=== What is needed ===
Read the records below and copy each line that contains "يؤكل".

=== Record excerpts ===

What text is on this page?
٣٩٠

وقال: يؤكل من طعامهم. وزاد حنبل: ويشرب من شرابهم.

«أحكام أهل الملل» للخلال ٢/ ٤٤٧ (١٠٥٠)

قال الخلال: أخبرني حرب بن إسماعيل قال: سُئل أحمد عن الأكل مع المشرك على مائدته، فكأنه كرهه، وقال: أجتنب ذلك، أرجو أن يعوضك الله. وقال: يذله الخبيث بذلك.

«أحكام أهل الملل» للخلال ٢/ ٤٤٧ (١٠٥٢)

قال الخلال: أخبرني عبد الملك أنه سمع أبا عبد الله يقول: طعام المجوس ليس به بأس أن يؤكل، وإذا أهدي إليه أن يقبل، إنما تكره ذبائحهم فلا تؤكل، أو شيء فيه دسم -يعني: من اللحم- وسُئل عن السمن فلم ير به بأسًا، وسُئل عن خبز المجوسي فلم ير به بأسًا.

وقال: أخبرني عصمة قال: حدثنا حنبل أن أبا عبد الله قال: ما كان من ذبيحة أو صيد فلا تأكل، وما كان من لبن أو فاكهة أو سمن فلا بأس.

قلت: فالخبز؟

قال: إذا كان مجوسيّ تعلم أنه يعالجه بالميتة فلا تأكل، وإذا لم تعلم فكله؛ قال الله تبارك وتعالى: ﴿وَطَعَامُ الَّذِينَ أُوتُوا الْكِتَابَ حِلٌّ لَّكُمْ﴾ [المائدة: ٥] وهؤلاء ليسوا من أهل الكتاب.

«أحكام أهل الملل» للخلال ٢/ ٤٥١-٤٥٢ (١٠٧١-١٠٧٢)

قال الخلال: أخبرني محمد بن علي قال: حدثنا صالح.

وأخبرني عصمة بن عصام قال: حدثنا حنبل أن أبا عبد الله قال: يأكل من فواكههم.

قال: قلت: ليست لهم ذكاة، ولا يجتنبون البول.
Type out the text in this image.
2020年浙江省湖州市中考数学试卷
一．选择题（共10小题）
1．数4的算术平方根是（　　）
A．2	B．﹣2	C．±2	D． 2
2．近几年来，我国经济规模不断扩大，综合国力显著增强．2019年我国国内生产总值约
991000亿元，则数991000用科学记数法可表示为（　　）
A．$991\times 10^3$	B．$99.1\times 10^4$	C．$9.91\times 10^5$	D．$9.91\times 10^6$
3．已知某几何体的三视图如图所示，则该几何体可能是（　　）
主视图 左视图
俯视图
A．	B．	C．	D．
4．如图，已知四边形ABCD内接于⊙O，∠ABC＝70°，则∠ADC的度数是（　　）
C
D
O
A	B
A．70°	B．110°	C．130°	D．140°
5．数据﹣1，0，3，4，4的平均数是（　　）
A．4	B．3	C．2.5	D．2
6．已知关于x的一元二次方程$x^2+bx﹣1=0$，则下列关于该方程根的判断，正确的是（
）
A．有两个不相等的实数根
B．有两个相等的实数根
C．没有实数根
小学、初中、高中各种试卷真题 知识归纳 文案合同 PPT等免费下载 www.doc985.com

=== Exercise solution ===
وقال: يؤكل من طعامهم. وزاد حنبل: ويشرب من شرابهم.
قال الخلال: أخبرني عبد الملك أنه سمع أبا عبد الله يقول: طعام المجوس ليس به بأس أن يؤكل، وإذا أهدي إليه أن يقبل، إنما تكره ذبائحهم فلا تؤكل، أو شيء فيه دسم -يعني: من اللحم- وسُئل عن السمن فلم ير به بأسًا، وسُئل عن خبز المجوسي فلم ير به بأسًا.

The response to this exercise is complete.